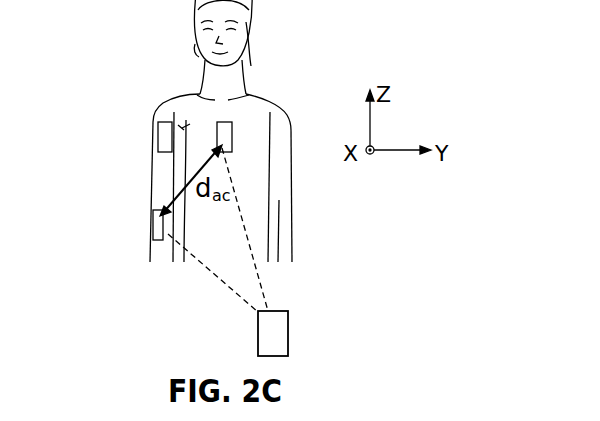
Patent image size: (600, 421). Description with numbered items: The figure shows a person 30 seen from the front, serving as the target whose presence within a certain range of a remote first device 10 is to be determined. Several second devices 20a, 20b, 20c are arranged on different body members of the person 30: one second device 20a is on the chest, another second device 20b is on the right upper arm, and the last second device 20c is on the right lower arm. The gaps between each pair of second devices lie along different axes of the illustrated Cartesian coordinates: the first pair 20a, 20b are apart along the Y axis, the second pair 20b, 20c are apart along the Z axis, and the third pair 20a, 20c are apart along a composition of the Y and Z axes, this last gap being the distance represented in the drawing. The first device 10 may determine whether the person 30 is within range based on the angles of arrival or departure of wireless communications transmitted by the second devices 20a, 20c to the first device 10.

The first device 10 is at (277, 333).
The second device 20a is at (220, 143).
The second device 20b is at (166, 137).
The second device 20c is at (157, 237).
The person 30 is at (283, 210).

• [Problem description] Reproduce every line of the records above verbatim, leaving out the pictures.

• [Complete response]
Patent image size: (600, 421). Description with numbered items: The figure shows a person 30 seen from the front, serving as the target whose presence within a certain range of a remote first device 10 is to be determined. Several second devices 20a, 20b, 20c are arranged on different body members of the person 30: one second device 20a is on the chest, another second device 20b is on the right upper arm, and the last second device 20c is on the right lower arm. The gaps between each pair of second devices lie along different axes of the illustrated Cartesian coordinates: the first pair 20a, 20b are apart along the Y axis, the second pair 20b, 20c are apart along the Z axis, and the third pair 20a, 20c are apart along a composition of the Y and Z axes, this last gap being the distance represented in the drawing. The first device 10 may determine whether the person 30 is within range based on the angles of arrival or departure of wireless communications transmitted by the second devices 20a, 20c to the first device 10.

The first device 10 is at (277, 333).
The second device 20a is at (220, 143).
The second device 20b is at (166, 137).
The second device 20c is at (157, 237).
The person 30 is at (283, 210).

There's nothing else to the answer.